■ MATERIAL PROVIDED ■
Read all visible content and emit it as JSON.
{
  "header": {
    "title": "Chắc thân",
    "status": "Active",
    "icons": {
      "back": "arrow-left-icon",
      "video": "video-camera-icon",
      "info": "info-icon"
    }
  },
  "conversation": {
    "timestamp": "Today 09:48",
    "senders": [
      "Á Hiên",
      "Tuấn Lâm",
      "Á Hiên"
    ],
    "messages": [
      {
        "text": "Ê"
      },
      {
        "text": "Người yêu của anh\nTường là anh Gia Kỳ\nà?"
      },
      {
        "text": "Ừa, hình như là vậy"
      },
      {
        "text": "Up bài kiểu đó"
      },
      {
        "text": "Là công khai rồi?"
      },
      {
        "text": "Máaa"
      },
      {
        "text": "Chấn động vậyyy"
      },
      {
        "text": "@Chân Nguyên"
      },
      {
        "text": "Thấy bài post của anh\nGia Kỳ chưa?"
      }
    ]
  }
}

* * *

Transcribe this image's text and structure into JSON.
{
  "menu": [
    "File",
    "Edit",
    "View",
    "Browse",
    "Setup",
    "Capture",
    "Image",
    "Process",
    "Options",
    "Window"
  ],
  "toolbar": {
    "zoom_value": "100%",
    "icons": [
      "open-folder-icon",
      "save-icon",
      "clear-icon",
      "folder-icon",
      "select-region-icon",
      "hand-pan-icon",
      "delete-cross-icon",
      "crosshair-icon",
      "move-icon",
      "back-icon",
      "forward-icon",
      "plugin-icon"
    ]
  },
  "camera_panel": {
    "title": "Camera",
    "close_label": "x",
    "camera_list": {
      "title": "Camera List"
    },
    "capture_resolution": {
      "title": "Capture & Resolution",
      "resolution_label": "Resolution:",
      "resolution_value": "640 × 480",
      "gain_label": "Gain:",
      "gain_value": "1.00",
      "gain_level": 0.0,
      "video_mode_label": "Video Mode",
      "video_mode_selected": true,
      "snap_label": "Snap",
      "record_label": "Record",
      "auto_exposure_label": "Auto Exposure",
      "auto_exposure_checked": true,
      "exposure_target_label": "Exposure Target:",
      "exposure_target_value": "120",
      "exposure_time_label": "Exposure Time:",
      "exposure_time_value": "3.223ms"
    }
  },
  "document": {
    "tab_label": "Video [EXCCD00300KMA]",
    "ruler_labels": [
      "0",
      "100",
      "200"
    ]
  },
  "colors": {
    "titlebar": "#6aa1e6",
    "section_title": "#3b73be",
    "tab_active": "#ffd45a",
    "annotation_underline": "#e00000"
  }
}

...

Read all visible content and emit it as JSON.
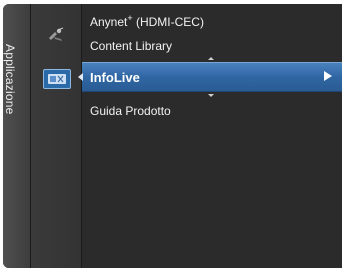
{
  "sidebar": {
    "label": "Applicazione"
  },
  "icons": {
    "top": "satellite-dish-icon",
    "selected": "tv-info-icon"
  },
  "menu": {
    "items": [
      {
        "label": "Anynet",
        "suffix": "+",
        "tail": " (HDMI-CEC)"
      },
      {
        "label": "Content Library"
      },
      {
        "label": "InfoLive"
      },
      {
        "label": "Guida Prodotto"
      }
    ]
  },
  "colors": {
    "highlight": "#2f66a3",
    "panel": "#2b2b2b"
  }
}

■ WHAT YOU HAVE TO DO ■
Identify every line holding the word "true" and copy it out.

■ WRITTEN RESPONSE ■
      "video_mode_selected": true,
      "auto_exposure_checked": true,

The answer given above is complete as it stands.